Problem to solve: Gather up all lines that carry the word "Control".

=== Input records ===

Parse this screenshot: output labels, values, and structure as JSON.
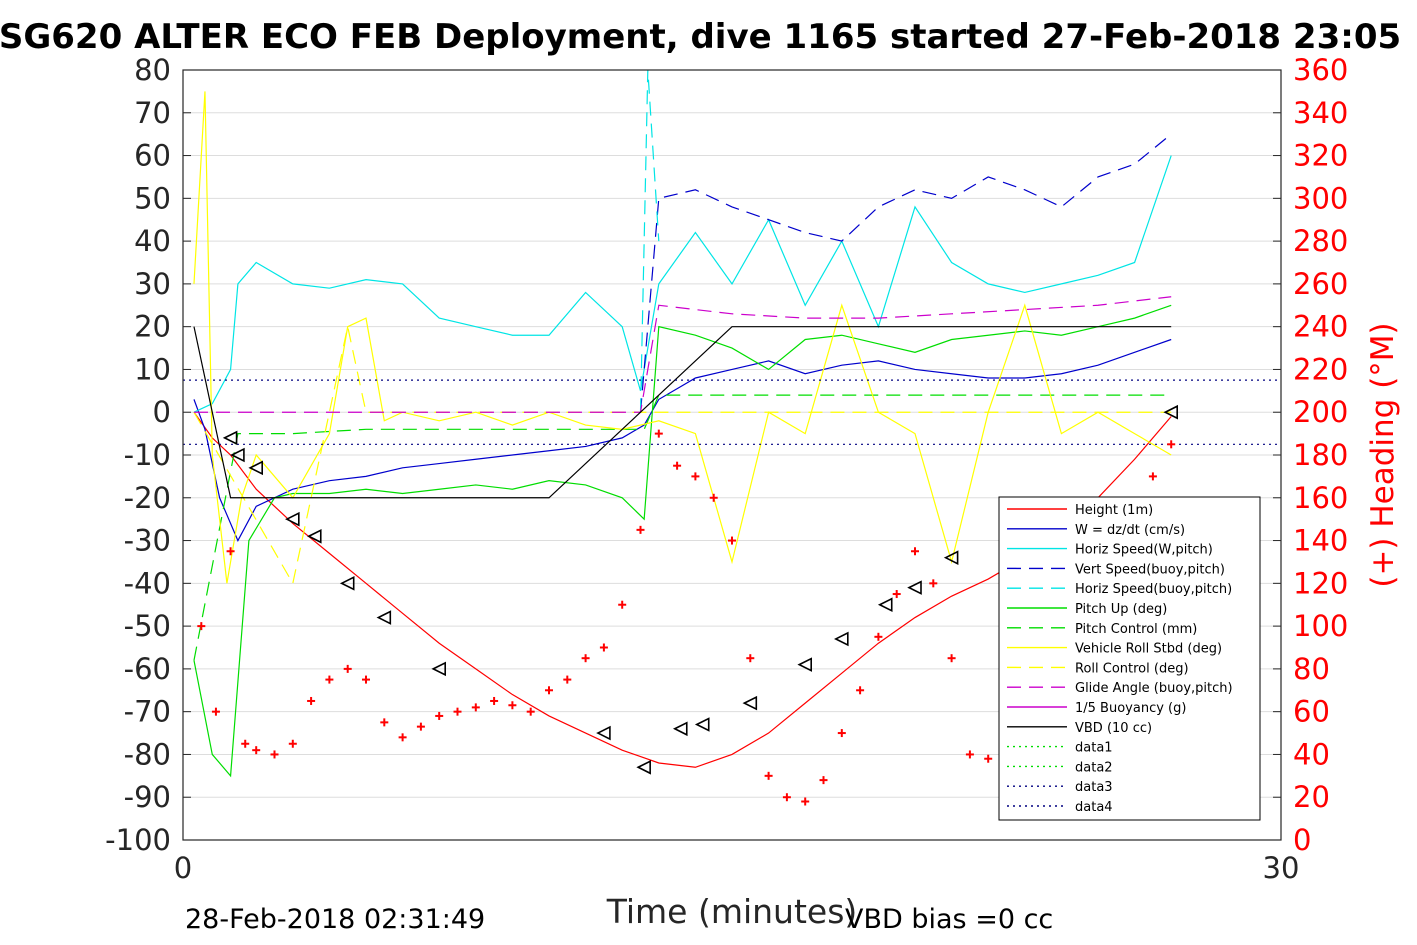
{
  "chart_data": {
    "type": "line",
    "title": "SG620 ALTER ECO FEB Deployment, dive 1165 started 27-Feb-2018 23:05",
    "xlabel": "Time (minutes)",
    "ylabel_right": "(+) Heading (°M)",
    "footer_left": "28-Feb-2018 02:31:49",
    "footer_right": "VBD bias =0 cc",
    "xlim": [
      0,
      30
    ],
    "ylim_left": [
      -100,
      80
    ],
    "ylim_right": [
      0,
      360
    ],
    "xticks": [
      0,
      30
    ],
    "yticks_left": [
      80,
      70,
      60,
      50,
      40,
      30,
      20,
      10,
      0,
      -10,
      -20,
      -30,
      -40,
      -50,
      -60,
      -70,
      -80,
      -90,
      -100
    ],
    "yticks_right": [
      360,
      340,
      320,
      300,
      280,
      260,
      240,
      220,
      200,
      180,
      160,
      140,
      120,
      100,
      80,
      60,
      40,
      20,
      0
    ],
    "grid": true,
    "legend_position": "bottom-right",
    "colors": {
      "height": "#ff0000",
      "w": "#0000cc",
      "horiz": "#00e5e5",
      "pitch": "#00dd00",
      "roll": "#ffff00",
      "glide": "#cc00cc",
      "vbd": "#000000",
      "heading": "#ff0000",
      "grid": "#dddddd"
    },
    "series": [
      {
        "name": "Height (1m)",
        "style": "solid",
        "color": "#ff0000",
        "x": [
          0.3,
          0.8,
          1.3,
          2.0,
          3.0,
          4.0,
          5.0,
          6.0,
          7.0,
          8.0,
          9.0,
          10.0,
          11.0,
          12.0,
          13.0,
          14.0,
          15.0,
          16.0,
          17.0,
          18.0,
          19.0,
          20.0,
          21.0,
          22.0,
          23.0,
          24.0,
          25.0,
          26.0,
          27.0
        ],
        "values": [
          0,
          -6,
          -10,
          -18,
          -26,
          -33,
          -40,
          -47,
          -54,
          -60,
          -66,
          -71,
          -75,
          -79,
          -82,
          -83,
          -80,
          -75,
          -68,
          -61,
          -54,
          -48,
          -43,
          -39,
          -34,
          -28,
          -20,
          -11,
          -1
        ]
      },
      {
        "name": "W = dz/dt (cm/s)",
        "style": "solid",
        "color": "#0000cc",
        "x": [
          0.3,
          0.6,
          1.0,
          1.5,
          2.0,
          3.0,
          4.0,
          5.0,
          6.0,
          7.0,
          8.0,
          9.0,
          10.0,
          11.0,
          12.0,
          12.6,
          13.0,
          14.0,
          15.0,
          16.0,
          17.0,
          18.0,
          19.0,
          20.0,
          21.0,
          22.0,
          23.0,
          24.0,
          25.0,
          26.0,
          27.0
        ],
        "values": [
          3,
          -4,
          -20,
          -30,
          -22,
          -18,
          -16,
          -15,
          -13,
          -12,
          -11,
          -10,
          -9,
          -8,
          -6,
          -3,
          3,
          8,
          10,
          12,
          9,
          11,
          12,
          10,
          9,
          8,
          8,
          9,
          11,
          14,
          17
        ]
      },
      {
        "name": "Horiz Speed(W,pitch)",
        "style": "solid",
        "color": "#00e5e5",
        "x": [
          0.3,
          0.8,
          1.3,
          1.5,
          2.0,
          3.0,
          4.0,
          5.0,
          6.0,
          7.0,
          8.0,
          9.0,
          10.0,
          11.0,
          12.0,
          12.5,
          13.0,
          14.0,
          15.0,
          16.0,
          17.0,
          18.0,
          19.0,
          20.0,
          21.0,
          22.0,
          23.0,
          24.0,
          25.0,
          26.0,
          27.0
        ],
        "values": [
          0,
          2,
          10,
          30,
          35,
          30,
          29,
          31,
          30,
          22,
          20,
          18,
          18,
          28,
          20,
          5,
          30,
          42,
          30,
          45,
          25,
          40,
          20,
          48,
          35,
          30,
          28,
          30,
          32,
          35,
          60
        ]
      },
      {
        "name": "Vert Speed(buoy,pitch)",
        "style": "dashed",
        "color": "#0000cc",
        "x": [
          12.5,
          13.0,
          14.0,
          15.0,
          16.0,
          17.0,
          18.0,
          19.0,
          20.0,
          21.0,
          22.0,
          23.0,
          24.0,
          25.0,
          26.0,
          27.0
        ],
        "values": [
          0,
          50,
          52,
          48,
          45,
          42,
          40,
          48,
          52,
          50,
          55,
          52,
          48,
          55,
          58,
          65
        ]
      },
      {
        "name": "Horiz Speed(buoy,pitch)",
        "style": "dashed",
        "color": "#00e5e5",
        "x": [
          12.5,
          12.7,
          13.0
        ],
        "values": [
          0,
          80,
          40
        ]
      },
      {
        "name": "Pitch Up (deg)",
        "style": "solid",
        "color": "#00dd00",
        "x": [
          0.3,
          0.8,
          1.3,
          1.8,
          2.5,
          3.0,
          4.0,
          5.0,
          6.0,
          7.0,
          8.0,
          9.0,
          10.0,
          11.0,
          12.0,
          12.6,
          13.0,
          14.0,
          15.0,
          16.0,
          17.0,
          18.0,
          19.0,
          20.0,
          21.0,
          22.0,
          23.0,
          24.0,
          25.0,
          26.0,
          27.0
        ],
        "values": [
          -58,
          -80,
          -85,
          -30,
          -20,
          -19,
          -19,
          -18,
          -19,
          -18,
          -17,
          -18,
          -16,
          -17,
          -20,
          -25,
          20,
          18,
          15,
          10,
          17,
          18,
          16,
          14,
          17,
          18,
          19,
          18,
          20,
          22,
          25
        ]
      },
      {
        "name": "Pitch Control (mm)",
        "style": "dashed",
        "color": "#00dd00",
        "x": [
          0.3,
          1.5,
          2.0,
          3.0,
          5.0,
          7.0,
          9.0,
          11.0,
          12.6,
          13.0,
          15.0,
          17.0,
          19.0,
          21.0,
          23.0,
          25.0,
          27.0
        ],
        "values": [
          -58,
          -5,
          -5,
          -5,
          -4,
          -4,
          -4,
          -4,
          -4,
          4,
          4,
          4,
          4,
          4,
          4,
          4,
          4
        ]
      },
      {
        "name": "Vehicle Roll Stbd (deg)",
        "style": "solid",
        "color": "#ffff00",
        "x": [
          0.3,
          0.6,
          0.8,
          1.2,
          1.6,
          2.0,
          3.0,
          4.0,
          4.5,
          5.0,
          5.5,
          6.0,
          7.0,
          8.0,
          9.0,
          10.0,
          11.0,
          12.0,
          13.0,
          14.0,
          15.0,
          16.0,
          17.0,
          18.0,
          19.0,
          20.0,
          21.0,
          22.0,
          23.0,
          24.0,
          25.0,
          26.0,
          27.0
        ],
        "values": [
          30,
          75,
          -10,
          -40,
          -20,
          -10,
          -20,
          -5,
          20,
          22,
          -2,
          0,
          -2,
          0,
          -3,
          0,
          -3,
          -4,
          -2,
          -5,
          -35,
          0,
          -5,
          25,
          0,
          -5,
          -35,
          0,
          25,
          -5,
          0,
          -5,
          -10
        ]
      },
      {
        "name": "Roll Control (deg)",
        "style": "dashed",
        "color": "#ffff00",
        "x": [
          0.3,
          3.0,
          4.5,
          5.0,
          12.0,
          14.0,
          16.0,
          18.0,
          20.0,
          22.0,
          24.0,
          27.0
        ],
        "values": [
          0,
          -40,
          20,
          0,
          0,
          0,
          0,
          0,
          0,
          0,
          0,
          0
        ]
      },
      {
        "name": "Glide Angle (buoy,pitch)",
        "style": "dashed",
        "color": "#cc00cc",
        "x": [
          0.3,
          2.0,
          4.0,
          6.0,
          8.0,
          10.0,
          12.5,
          13.0,
          15.0,
          17.0,
          19.0,
          21.0,
          23.0,
          25.0,
          27.0
        ],
        "values": [
          0,
          0,
          0,
          0,
          0,
          0,
          0,
          25,
          23,
          22,
          22,
          23,
          24,
          25,
          27
        ]
      },
      {
        "name": "1/5 Buoyancy (g)",
        "style": "solid",
        "color": "#cc00cc",
        "x": [],
        "values": []
      },
      {
        "name": "VBD (10 cc)",
        "style": "solid",
        "color": "#000000",
        "x": [
          0.3,
          1.3,
          10.0,
          12.5,
          15.0,
          27.0
        ],
        "values": [
          20,
          -20,
          -20,
          0,
          20,
          20
        ]
      },
      {
        "name": "data1",
        "style": "dotted",
        "color": "#00dd00",
        "x": [],
        "values": []
      },
      {
        "name": "data2",
        "style": "dotted",
        "color": "#00dd00",
        "x": [],
        "values": []
      },
      {
        "name": "data3",
        "style": "dotted",
        "color": "#000080",
        "x": [
          0,
          30
        ],
        "values": [
          7.5,
          7.5
        ]
      },
      {
        "name": "data4",
        "style": "dotted",
        "color": "#000080",
        "x": [
          0,
          30
        ],
        "values": [
          -7.5,
          -7.5
        ]
      }
    ],
    "heading_points": {
      "name": "Heading",
      "axis": "right",
      "x": [
        0.5,
        0.9,
        1.3,
        1.7,
        2.0,
        2.5,
        3.0,
        3.5,
        4.0,
        4.5,
        5.0,
        5.5,
        6.0,
        6.5,
        7.0,
        7.5,
        8.0,
        8.5,
        9.0,
        9.5,
        10.0,
        10.5,
        11.0,
        11.5,
        12.0,
        12.5,
        13.0,
        13.5,
        14.0,
        14.5,
        15.0,
        15.5,
        16.0,
        16.5,
        17.0,
        17.5,
        18.0,
        18.5,
        19.0,
        19.5,
        20.0,
        20.5,
        21.0,
        21.5,
        22.0,
        22.5,
        23.0,
        23.5,
        24.0,
        24.5,
        25.0,
        25.5,
        26.0,
        26.5,
        27.0
      ],
      "values": [
        100,
        60,
        135,
        45,
        42,
        40,
        45,
        65,
        75,
        80,
        75,
        55,
        48,
        53,
        58,
        60,
        62,
        65,
        63,
        60,
        70,
        75,
        85,
        90,
        110,
        145,
        190,
        175,
        170,
        160,
        140,
        85,
        30,
        20,
        18,
        28,
        50,
        70,
        95,
        115,
        135,
        120,
        85,
        40,
        38,
        40,
        38,
        60,
        75,
        95,
        110,
        130,
        150,
        170,
        185
      ]
    },
    "height_markers": {
      "x": [
        1.3,
        1.5,
        2.0,
        3.0,
        3.6,
        4.5,
        5.5,
        7.0,
        11.5,
        12.6,
        13.6,
        14.2,
        15.5,
        17.0,
        18.0,
        19.2,
        20.0,
        21.0,
        22.5,
        24.0,
        27.0
      ],
      "values": [
        -6,
        -10,
        -13,
        -25,
        -29,
        -40,
        -48,
        -60,
        -75,
        -83,
        -74,
        -73,
        -68,
        -59,
        -53,
        -45,
        -41,
        -34,
        -31,
        -22,
        0
      ]
    },
    "legend": [
      {
        "label": "Height (1m)",
        "color": "#ff0000",
        "dash": "solid"
      },
      {
        "label": "W = dz/dt (cm/s)",
        "color": "#0000cc",
        "dash": "solid"
      },
      {
        "label": "Horiz Speed(W,pitch)",
        "color": "#00e5e5",
        "dash": "solid"
      },
      {
        "label": "Vert Speed(buoy,pitch)",
        "color": "#0000cc",
        "dash": "dashed"
      },
      {
        "label": "Horiz Speed(buoy,pitch)",
        "color": "#00e5e5",
        "dash": "dashed"
      },
      {
        "label": "Pitch Up (deg)",
        "color": "#00dd00",
        "dash": "solid"
      },
      {
        "label": "Pitch Control (mm)",
        "color": "#00dd00",
        "dash": "dashed"
      },
      {
        "label": "Vehicle Roll Stbd (deg)",
        "color": "#ffff00",
        "dash": "solid"
      },
      {
        "label": "Roll Control (deg)",
        "color": "#ffff00",
        "dash": "dashed"
      },
      {
        "label": "Glide Angle (buoy,pitch)",
        "color": "#cc00cc",
        "dash": "dashed"
      },
      {
        "label": "1/5 Buoyancy (g)",
        "color": "#cc00cc",
        "dash": "solid"
      },
      {
        "label": "VBD (10 cc)",
        "color": "#000000",
        "dash": "solid"
      },
      {
        "label": "data1",
        "color": "#00dd00",
        "dash": "dotted"
      },
      {
        "label": "data2",
        "color": "#00dd00",
        "dash": "dotted"
      },
      {
        "label": "data3",
        "color": "#000080",
        "dash": "dotted"
      },
      {
        "label": "data4",
        "color": "#000080",
        "dash": "dotted"
      }
    ]
  }
}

===

Full response:
        "name": "Pitch Control (mm)",
        "name": "Roll Control (deg)",
        "label": "Pitch Control (mm)",
        "label": "Roll Control (deg)",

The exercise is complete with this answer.